:: Exercise details ::
Rewrite the material below with every instance of "bookmark-item" replaced by "outline-entry", leaving everything else unchanged.

:: Supplied data ::
---
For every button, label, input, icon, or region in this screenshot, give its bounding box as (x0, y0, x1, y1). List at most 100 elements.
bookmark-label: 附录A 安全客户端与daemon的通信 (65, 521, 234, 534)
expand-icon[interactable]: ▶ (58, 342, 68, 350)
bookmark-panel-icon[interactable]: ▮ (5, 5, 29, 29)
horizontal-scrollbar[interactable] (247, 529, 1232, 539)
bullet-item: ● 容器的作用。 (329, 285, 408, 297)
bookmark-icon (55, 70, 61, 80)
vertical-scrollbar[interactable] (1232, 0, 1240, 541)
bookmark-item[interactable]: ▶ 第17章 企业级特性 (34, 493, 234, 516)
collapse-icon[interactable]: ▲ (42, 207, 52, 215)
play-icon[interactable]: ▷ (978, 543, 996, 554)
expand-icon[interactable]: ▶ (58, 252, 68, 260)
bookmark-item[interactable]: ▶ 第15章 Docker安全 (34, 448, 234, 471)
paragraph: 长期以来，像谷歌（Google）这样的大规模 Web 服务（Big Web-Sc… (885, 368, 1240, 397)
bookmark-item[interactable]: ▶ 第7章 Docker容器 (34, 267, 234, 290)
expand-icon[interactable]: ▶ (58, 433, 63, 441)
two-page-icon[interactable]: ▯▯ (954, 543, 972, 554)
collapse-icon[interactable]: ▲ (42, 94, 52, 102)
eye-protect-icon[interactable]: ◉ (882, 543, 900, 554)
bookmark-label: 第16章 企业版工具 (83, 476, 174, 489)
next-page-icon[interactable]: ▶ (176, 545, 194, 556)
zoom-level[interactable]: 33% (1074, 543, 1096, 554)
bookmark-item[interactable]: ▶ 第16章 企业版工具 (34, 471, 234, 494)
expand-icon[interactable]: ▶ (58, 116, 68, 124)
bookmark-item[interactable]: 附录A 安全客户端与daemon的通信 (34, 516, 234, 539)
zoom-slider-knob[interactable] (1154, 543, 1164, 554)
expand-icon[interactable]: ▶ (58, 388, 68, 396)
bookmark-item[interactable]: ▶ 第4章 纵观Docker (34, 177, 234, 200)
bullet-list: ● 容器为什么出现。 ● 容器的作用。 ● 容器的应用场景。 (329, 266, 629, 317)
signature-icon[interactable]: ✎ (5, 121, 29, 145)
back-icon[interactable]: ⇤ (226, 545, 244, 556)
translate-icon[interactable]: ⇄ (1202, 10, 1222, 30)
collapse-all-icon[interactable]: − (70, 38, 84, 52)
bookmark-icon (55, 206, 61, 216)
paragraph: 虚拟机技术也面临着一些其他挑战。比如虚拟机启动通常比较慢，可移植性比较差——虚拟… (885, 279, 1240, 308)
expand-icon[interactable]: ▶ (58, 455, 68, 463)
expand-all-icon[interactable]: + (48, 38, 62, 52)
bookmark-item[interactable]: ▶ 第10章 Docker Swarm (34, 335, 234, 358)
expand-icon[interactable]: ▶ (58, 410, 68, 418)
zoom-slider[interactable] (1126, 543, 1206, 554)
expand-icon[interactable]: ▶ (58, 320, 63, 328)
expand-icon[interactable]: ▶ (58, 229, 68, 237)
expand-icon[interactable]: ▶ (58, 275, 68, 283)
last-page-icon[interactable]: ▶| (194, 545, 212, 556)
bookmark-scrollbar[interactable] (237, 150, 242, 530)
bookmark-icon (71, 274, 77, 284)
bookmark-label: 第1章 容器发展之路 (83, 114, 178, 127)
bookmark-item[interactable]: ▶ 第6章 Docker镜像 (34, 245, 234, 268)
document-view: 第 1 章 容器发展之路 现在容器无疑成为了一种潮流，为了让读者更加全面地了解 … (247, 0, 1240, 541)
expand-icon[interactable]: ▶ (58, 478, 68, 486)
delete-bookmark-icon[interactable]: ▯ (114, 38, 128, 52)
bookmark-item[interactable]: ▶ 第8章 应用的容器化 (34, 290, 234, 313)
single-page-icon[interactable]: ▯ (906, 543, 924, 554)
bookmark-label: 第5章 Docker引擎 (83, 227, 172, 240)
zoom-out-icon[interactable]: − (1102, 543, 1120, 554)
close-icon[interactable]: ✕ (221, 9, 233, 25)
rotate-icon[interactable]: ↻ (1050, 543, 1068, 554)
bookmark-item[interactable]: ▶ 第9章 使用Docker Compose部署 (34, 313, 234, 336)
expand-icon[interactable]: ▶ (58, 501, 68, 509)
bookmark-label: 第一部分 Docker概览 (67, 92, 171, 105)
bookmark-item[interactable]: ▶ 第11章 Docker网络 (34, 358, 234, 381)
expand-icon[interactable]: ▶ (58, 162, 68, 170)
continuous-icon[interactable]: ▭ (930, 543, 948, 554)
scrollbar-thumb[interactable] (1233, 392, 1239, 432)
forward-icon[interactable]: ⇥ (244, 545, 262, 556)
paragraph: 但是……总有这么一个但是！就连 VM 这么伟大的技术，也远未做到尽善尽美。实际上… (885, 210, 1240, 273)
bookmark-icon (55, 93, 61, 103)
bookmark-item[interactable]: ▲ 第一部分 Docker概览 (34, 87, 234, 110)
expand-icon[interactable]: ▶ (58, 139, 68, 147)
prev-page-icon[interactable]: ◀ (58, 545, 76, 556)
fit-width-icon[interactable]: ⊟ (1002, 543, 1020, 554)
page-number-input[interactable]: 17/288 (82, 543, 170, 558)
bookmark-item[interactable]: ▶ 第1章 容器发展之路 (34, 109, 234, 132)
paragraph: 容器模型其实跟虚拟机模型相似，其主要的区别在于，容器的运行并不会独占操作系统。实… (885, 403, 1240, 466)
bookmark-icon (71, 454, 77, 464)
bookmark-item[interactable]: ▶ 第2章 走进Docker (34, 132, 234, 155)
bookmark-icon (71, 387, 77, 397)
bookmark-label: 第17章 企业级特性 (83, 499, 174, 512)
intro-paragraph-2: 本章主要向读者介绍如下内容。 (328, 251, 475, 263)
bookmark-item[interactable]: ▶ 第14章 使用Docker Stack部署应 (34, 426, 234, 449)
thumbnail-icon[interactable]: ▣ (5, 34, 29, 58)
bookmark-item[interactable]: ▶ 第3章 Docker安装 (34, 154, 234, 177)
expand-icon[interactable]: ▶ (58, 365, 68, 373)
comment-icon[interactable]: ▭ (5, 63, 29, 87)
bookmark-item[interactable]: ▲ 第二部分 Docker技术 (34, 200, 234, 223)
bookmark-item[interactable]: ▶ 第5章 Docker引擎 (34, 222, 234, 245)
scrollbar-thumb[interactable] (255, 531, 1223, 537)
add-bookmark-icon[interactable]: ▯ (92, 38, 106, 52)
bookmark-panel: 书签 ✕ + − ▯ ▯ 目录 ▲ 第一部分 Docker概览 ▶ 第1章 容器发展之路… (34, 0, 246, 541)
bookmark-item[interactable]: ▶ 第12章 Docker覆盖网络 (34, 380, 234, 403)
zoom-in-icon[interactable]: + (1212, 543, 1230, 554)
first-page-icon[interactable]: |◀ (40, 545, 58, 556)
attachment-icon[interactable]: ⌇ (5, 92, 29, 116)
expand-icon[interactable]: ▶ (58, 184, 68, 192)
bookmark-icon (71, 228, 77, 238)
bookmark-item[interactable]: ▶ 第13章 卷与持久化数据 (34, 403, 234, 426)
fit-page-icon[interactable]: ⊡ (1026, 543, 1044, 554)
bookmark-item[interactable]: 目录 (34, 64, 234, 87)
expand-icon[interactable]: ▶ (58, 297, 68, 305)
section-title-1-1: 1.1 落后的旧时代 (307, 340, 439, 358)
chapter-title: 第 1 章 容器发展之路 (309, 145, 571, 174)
---
:: In response ::
For every button, label, input, icon, or region in this screenshot, give its bounding box as (x0, y0, x1, y1). List at most 100 elements.
bookmark-label: 附录A 安全客户端与daemon的通信 (65, 521, 234, 534)
expand-icon[interactable]: ▶ (58, 342, 68, 350)
bookmark-panel-icon[interactable]: ▮ (5, 5, 29, 29)
horizontal-scrollbar[interactable] (247, 529, 1232, 539)
bullet-item: ● 容器的作用。 (329, 285, 408, 297)
bookmark-icon (55, 70, 61, 80)
vertical-scrollbar[interactable] (1232, 0, 1240, 541)
outline-entry[interactable]: ▶ 第17章 企业级特性 (34, 493, 234, 516)
collapse-icon[interactable]: ▲ (42, 207, 52, 215)
play-icon[interactable]: ▷ (978, 543, 996, 554)
expand-icon[interactable]: ▶ (58, 252, 68, 260)
outline-entry[interactable]: ▶ 第15章 Docker安全 (34, 448, 234, 471)
paragraph: 长期以来，像谷歌（Google）这样的大规模 Web 服务（Big Web-Sc… (885, 368, 1240, 397)
outline-entry[interactable]: ▶ 第7章 Docker容器 (34, 267, 234, 290)
expand-icon[interactable]: ▶ (58, 433, 63, 441)
two-page-icon[interactable]: ▯▯ (954, 543, 972, 554)
collapse-icon[interactable]: ▲ (42, 94, 52, 102)
eye-protect-icon[interactable]: ◉ (882, 543, 900, 554)
bookmark-label: 第16章 企业版工具 (83, 476, 174, 489)
next-page-icon[interactable]: ▶ (176, 545, 194, 556)
zoom-level[interactable]: 33% (1074, 543, 1096, 554)
outline-entry[interactable]: ▶ 第16章 企业版工具 (34, 471, 234, 494)
expand-icon[interactable]: ▶ (58, 116, 68, 124)
outline-entry[interactable]: 附录A 安全客户端与daemon的通信 (34, 516, 234, 539)
zoom-slider-knob[interactable] (1154, 543, 1164, 554)
expand-icon[interactable]: ▶ (58, 388, 68, 396)
outline-entry[interactable]: ▶ 第4章 纵观Docker (34, 177, 234, 200)
bullet-list: ● 容器为什么出现。 ● 容器的作用。 ● 容器的应用场景。 (329, 266, 629, 317)
signature-icon[interactable]: ✎ (5, 121, 29, 145)
back-icon[interactable]: ⇤ (226, 545, 244, 556)
translate-icon[interactable]: ⇄ (1202, 10, 1222, 30)
collapse-all-icon[interactable]: − (70, 38, 84, 52)
bookmark-icon (55, 206, 61, 216)
paragraph: 虚拟机技术也面临着一些其他挑战。比如虚拟机启动通常比较慢，可移植性比较差——虚拟… (885, 279, 1240, 308)
expand-icon[interactable]: ▶ (58, 455, 68, 463)
expand-all-icon[interactable]: + (48, 38, 62, 52)
outline-entry[interactable]: ▶ 第10章 Docker Swarm (34, 335, 234, 358)
expand-icon[interactable]: ▶ (58, 410, 68, 418)
zoom-slider[interactable] (1126, 543, 1206, 554)
expand-icon[interactable]: ▶ (58, 320, 63, 328)
expand-icon[interactable]: ▶ (58, 229, 68, 237)
expand-icon[interactable]: ▶ (58, 275, 68, 283)
last-page-icon[interactable]: ▶| (194, 545, 212, 556)
bookmark-scrollbar[interactable] (237, 150, 242, 530)
bookmark-icon (71, 274, 77, 284)
bookmark-label: 第1章 容器发展之路 (83, 114, 178, 127)
outline-entry[interactable]: ▶ 第6章 Docker镜像 (34, 245, 234, 268)
document-view: 第 1 章 容器发展之路 现在容器无疑成为了一种潮流，为了让读者更加全面地了解 … (247, 0, 1240, 541)
expand-icon[interactable]: ▶ (58, 478, 68, 486)
delete-bookmark-icon[interactable]: ▯ (114, 38, 128, 52)
outline-entry[interactable]: ▶ 第8章 应用的容器化 (34, 290, 234, 313)
single-page-icon[interactable]: ▯ (906, 543, 924, 554)
bookmark-label: 第5章 Docker引擎 (83, 227, 172, 240)
zoom-out-icon[interactable]: − (1102, 543, 1120, 554)
close-icon[interactable]: ✕ (221, 9, 233, 25)
rotate-icon[interactable]: ↻ (1050, 543, 1068, 554)
outline-entry[interactable]: ▶ 第9章 使用Docker Compose部署 (34, 313, 234, 336)
expand-icon[interactable]: ▶ (58, 501, 68, 509)
bookmark-label: 第一部分 Docker概览 (67, 92, 171, 105)
outline-entry[interactable]: ▶ 第11章 Docker网络 (34, 358, 234, 381)
expand-icon[interactable]: ▶ (58, 162, 68, 170)
continuous-icon[interactable]: ▭ (930, 543, 948, 554)
scrollbar-thumb[interactable] (1233, 392, 1239, 432)
forward-icon[interactable]: ⇥ (244, 545, 262, 556)
paragraph: 但是……总有这么一个但是！就连 VM 这么伟大的技术，也远未做到尽善尽美。实际上… (885, 210, 1240, 273)
bookmark-icon (55, 93, 61, 103)
outline-entry[interactable]: ▲ 第一部分 Docker概览 (34, 87, 234, 110)
expand-icon[interactable]: ▶ (58, 139, 68, 147)
prev-page-icon[interactable]: ◀ (58, 545, 76, 556)
fit-width-icon[interactable]: ⊟ (1002, 543, 1020, 554)
page-number-input[interactable]: 17/288 (82, 543, 170, 558)
outline-entry[interactable]: ▶ 第1章 容器发展之路 (34, 109, 234, 132)
paragraph: 容器模型其实跟虚拟机模型相似，其主要的区别在于，容器的运行并不会独占操作系统。实… (885, 403, 1240, 466)
bookmark-icon (71, 454, 77, 464)
outline-entry[interactable]: ▶ 第2章 走进Docker (34, 132, 234, 155)
bookmark-icon (71, 387, 77, 397)
bookmark-label: 第17章 企业级特性 (83, 499, 174, 512)
intro-paragraph-2: 本章主要向读者介绍如下内容。 (328, 251, 475, 263)
outline-entry[interactable]: ▶ 第14章 使用Docker Stack部署应 (34, 426, 234, 449)
thumbnail-icon[interactable]: ▣ (5, 34, 29, 58)
outline-entry[interactable]: ▶ 第3章 Docker安装 (34, 154, 234, 177)
expand-icon[interactable]: ▶ (58, 365, 68, 373)
comment-icon[interactable]: ▭ (5, 63, 29, 87)
outline-entry[interactable]: ▲ 第二部分 Docker技术 (34, 200, 234, 223)
outline-entry[interactable]: ▶ 第5章 Docker引擎 (34, 222, 234, 245)
scrollbar-thumb[interactable] (255, 531, 1223, 537)
add-bookmark-icon[interactable]: ▯ (92, 38, 106, 52)
bookmark-panel: 书签 ✕ + − ▯ ▯ 目录 ▲ 第一部分 Docker概览 ▶ 第1章 容器发展之路… (34, 0, 246, 541)
outline-entry[interactable]: ▶ 第12章 Docker覆盖网络 (34, 380, 234, 403)
zoom-in-icon[interactable]: + (1212, 543, 1230, 554)
first-page-icon[interactable]: |◀ (40, 545, 58, 556)
attachment-icon[interactable]: ⌇ (5, 92, 29, 116)
expand-icon[interactable]: ▶ (58, 184, 68, 192)
bookmark-icon (71, 228, 77, 238)
outline-entry[interactable]: ▶ 第13章 卷与持久化数据 (34, 403, 234, 426)
fit-page-icon[interactable]: ⊡ (1026, 543, 1044, 554)
outline-entry[interactable]: 目录 (34, 64, 234, 87)
expand-icon[interactable]: ▶ (58, 297, 68, 305)
section-title-1-1: 1.1 落后的旧时代 (307, 340, 439, 358)
chapter-title: 第 1 章 容器发展之路 (309, 145, 571, 174)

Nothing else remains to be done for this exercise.